(What you have to do):
All records are to be retyped faithfully and completely.

(Input rows):
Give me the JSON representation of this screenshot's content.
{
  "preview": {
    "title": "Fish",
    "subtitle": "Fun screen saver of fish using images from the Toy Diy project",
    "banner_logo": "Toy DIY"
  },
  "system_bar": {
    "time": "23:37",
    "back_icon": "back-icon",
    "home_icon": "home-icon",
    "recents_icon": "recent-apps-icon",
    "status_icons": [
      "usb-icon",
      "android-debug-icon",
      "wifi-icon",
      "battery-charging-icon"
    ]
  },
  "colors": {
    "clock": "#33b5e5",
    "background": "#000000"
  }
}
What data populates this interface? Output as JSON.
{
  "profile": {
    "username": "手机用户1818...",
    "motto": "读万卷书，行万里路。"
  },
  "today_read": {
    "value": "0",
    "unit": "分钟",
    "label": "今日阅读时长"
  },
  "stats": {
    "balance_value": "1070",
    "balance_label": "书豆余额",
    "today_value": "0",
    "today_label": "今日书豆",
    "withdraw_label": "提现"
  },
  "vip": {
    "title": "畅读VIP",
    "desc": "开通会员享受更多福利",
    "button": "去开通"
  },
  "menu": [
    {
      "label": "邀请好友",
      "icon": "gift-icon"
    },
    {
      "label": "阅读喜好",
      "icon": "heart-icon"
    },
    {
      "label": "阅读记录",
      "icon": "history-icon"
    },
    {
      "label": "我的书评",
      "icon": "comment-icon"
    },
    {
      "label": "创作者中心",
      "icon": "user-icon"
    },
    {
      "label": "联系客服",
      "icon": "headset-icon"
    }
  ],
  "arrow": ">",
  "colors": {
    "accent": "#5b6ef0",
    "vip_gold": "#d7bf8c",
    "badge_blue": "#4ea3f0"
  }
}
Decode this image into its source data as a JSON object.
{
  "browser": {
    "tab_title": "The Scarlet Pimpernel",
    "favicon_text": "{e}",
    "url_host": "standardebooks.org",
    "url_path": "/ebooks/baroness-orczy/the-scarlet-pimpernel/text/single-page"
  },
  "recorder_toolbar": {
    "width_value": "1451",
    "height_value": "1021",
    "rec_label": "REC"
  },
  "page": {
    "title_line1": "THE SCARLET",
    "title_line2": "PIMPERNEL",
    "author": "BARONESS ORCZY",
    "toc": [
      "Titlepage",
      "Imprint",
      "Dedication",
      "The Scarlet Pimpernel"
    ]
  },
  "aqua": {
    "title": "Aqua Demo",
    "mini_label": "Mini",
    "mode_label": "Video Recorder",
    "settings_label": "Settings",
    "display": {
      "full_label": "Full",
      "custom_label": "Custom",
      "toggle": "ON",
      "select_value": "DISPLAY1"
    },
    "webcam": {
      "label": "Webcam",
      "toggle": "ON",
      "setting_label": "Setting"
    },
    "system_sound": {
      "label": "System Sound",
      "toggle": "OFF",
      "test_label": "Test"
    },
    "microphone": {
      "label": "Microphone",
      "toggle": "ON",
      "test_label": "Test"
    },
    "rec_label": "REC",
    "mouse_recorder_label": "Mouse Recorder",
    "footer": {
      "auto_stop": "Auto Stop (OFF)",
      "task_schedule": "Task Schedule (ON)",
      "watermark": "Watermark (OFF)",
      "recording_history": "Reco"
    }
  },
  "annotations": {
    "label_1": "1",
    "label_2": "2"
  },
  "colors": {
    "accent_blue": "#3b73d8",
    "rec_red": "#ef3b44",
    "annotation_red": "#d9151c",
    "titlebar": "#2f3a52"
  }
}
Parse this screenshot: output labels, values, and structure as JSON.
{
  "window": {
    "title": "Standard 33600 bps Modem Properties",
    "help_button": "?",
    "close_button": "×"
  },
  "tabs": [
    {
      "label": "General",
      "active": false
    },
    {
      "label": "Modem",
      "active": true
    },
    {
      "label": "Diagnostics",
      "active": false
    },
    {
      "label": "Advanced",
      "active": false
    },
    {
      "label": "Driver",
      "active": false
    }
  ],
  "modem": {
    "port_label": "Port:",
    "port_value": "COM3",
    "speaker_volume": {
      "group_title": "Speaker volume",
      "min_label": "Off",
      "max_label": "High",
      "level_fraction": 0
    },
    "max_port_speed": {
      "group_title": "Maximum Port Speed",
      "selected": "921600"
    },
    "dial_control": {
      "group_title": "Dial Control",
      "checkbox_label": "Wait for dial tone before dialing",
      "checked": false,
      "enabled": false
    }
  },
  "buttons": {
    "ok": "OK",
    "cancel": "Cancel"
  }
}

(Answer for the task):
Give me the JSON representation of this screenshot's content.
{
  "preview": {
    "title": "Fish",
    "subtitle": "Fun screen saver of fish using images from the Toy Diy project",
    "banner_logo": "Toy DIY"
  },
  "system_bar": {
    "time": "23:37",
    "back_icon": "back-icon",
    "home_icon": "home-icon",
    "recents_icon": "recent-apps-icon",
    "status_icons": [
      "usb-icon",
      "android-debug-icon",
      "wifi-icon",
      "battery-charging-icon"
    ]
  },
  "colors": {
    "clock": "#33b5e5",
    "background": "#000000"
  }
}
What data populates this interface? Output as JSON.
{
  "profile": {
    "username": "手机用户1818...",
    "motto": "读万卷书，行万里路。"
  },
  "today_read": {
    "value": "0",
    "unit": "分钟",
    "label": "今日阅读时长"
  },
  "stats": {
    "balance_value": "1070",
    "balance_label": "书豆余额",
    "today_value": "0",
    "today_label": "今日书豆",
    "withdraw_label": "提现"
  },
  "vip": {
    "title": "畅读VIP",
    "desc": "开通会员享受更多福利",
    "button": "去开通"
  },
  "menu": [
    {
      "label": "邀请好友",
      "icon": "gift-icon"
    },
    {
      "label": "阅读喜好",
      "icon": "heart-icon"
    },
    {
      "label": "阅读记录",
      "icon": "history-icon"
    },
    {
      "label": "我的书评",
      "icon": "comment-icon"
    },
    {
      "label": "创作者中心",
      "icon": "user-icon"
    },
    {
      "label": "联系客服",
      "icon": "headset-icon"
    }
  ],
  "arrow": ">",
  "colors": {
    "accent": "#5b6ef0",
    "vip_gold": "#d7bf8c",
    "badge_blue": "#4ea3f0"
  }
}
Decode this image into its source data as a JSON object.
{
  "browser": {
    "tab_title": "The Scarlet Pimpernel",
    "favicon_text": "{e}",
    "url_host": "standardebooks.org",
    "url_path": "/ebooks/baroness-orczy/the-scarlet-pimpernel/text/single-page"
  },
  "recorder_toolbar": {
    "width_value": "1451",
    "height_value": "1021",
    "rec_label": "REC"
  },
  "page": {
    "title_line1": "THE SCARLET",
    "title_line2": "PIMPERNEL",
    "author": "BARONESS ORCZY",
    "toc": [
      "Titlepage",
      "Imprint",
      "Dedication",
      "The Scarlet Pimpernel"
    ]
  },
  "aqua": {
    "title": "Aqua Demo",
    "mini_label": "Mini",
    "mode_label": "Video Recorder",
    "settings_label": "Settings",
    "display": {
      "full_label": "Full",
      "custom_label": "Custom",
      "toggle": "ON",
      "select_value": "DISPLAY1"
    },
    "webcam": {
      "label": "Webcam",
      "toggle": "ON",
      "setting_label": "Setting"
    },
    "system_sound": {
      "label": "System Sound",
      "toggle": "OFF",
      "test_label": "Test"
    },
    "microphone": {
      "label": "Microphone",
      "toggle": "ON",
      "test_label": "Test"
    },
    "rec_label": "REC",
    "mouse_recorder_label": "Mouse Recorder",
    "footer": {
      "auto_stop": "Auto Stop (OFF)",
      "task_schedule": "Task Schedule (ON)",
      "watermark": "Watermark (OFF)",
      "recording_history": "Reco"
    }
  },
  "annotations": {
    "label_1": "1",
    "label_2": "2"
  },
  "colors": {
    "accent_blue": "#3b73d8",
    "rec_red": "#ef3b44",
    "annotation_red": "#d9151c",
    "titlebar": "#2f3a52"
  }
}
Parse this screenshot: output labels, values, and structure as JSON.
{
  "window": {
    "title": "Standard 33600 bps Modem Properties",
    "help_button": "?",
    "close_button": "×"
  },
  "tabs": [
    {
      "label": "General",
      "active": false
    },
    {
      "label": "Modem",
      "active": true
    },
    {
      "label": "Diagnostics",
      "active": false
    },
    {
      "label": "Advanced",
      "active": false
    },
    {
      "label": "Driver",
      "active": false
    }
  ],
  "modem": {
    "port_label": "Port:",
    "port_value": "COM3",
    "speaker_volume": {
      "group_title": "Speaker volume",
      "min_label": "Off",
      "max_label": "High",
      "level_fraction": 0
    },
    "max_port_speed": {
      "group_title": "Maximum Port Speed",
      "selected": "921600"
    },
    "dial_control": {
      "group_title": "Dial Control",
      "checkbox_label": "Wait for dial tone before dialing",
      "checked": false,
      "enabled": false
    }
  },
  "buttons": {
    "ok": "OK",
    "cancel": "Cancel"
  }
}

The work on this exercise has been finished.